◆ What you should do: Can you write out the entries again, starting at the very beginning and ending at the line containing "data-label: 4: [309, 387, 319, 405]", substituting "x-axis-label" for "x-tick-label" and leaving everything else unchanged?

Entries from a collection
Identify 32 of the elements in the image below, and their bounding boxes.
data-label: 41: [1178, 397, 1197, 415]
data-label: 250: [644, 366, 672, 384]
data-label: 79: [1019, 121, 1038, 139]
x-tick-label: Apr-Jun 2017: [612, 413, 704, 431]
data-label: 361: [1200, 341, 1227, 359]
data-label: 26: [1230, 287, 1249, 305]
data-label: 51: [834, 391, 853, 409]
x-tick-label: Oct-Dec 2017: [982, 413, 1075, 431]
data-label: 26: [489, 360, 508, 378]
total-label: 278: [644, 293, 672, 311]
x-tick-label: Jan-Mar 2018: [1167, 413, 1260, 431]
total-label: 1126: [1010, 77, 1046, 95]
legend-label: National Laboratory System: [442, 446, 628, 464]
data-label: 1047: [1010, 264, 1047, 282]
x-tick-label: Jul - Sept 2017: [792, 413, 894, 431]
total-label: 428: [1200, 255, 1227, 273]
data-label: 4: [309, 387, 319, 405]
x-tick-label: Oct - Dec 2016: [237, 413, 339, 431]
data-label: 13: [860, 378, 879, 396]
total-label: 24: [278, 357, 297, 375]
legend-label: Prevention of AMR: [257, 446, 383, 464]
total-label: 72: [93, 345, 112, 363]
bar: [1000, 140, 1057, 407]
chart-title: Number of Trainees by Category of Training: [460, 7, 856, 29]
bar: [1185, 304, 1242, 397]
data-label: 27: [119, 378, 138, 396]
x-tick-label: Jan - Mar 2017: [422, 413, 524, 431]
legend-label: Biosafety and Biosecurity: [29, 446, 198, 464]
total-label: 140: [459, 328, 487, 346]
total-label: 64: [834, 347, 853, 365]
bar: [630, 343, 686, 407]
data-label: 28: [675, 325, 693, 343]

◆ The output:
Identify 32 of the elements in the image below, and their bounding boxes.
data-label: 41: [1178, 397, 1197, 415]
data-label: 250: [644, 366, 672, 384]
data-label: 79: [1019, 121, 1038, 139]
x-axis-label: Apr-Jun 2017: [612, 413, 704, 431]
data-label: 361: [1200, 341, 1227, 359]
data-label: 26: [1230, 287, 1249, 305]
data-label: 51: [834, 391, 853, 409]
x-axis-label: Oct-Dec 2017: [982, 413, 1075, 431]
data-label: 26: [489, 360, 508, 378]
total-label: 278: [644, 293, 672, 311]
x-axis-label: Jan-Mar 2018: [1167, 413, 1260, 431]
total-label: 1126: [1010, 77, 1046, 95]
legend-label: National Laboratory System: [442, 446, 628, 464]
data-label: 1047: [1010, 264, 1047, 282]
x-axis-label: Jul - Sept 2017: [792, 413, 894, 431]
total-label: 428: [1200, 255, 1227, 273]
data-label: 4: [309, 387, 319, 405]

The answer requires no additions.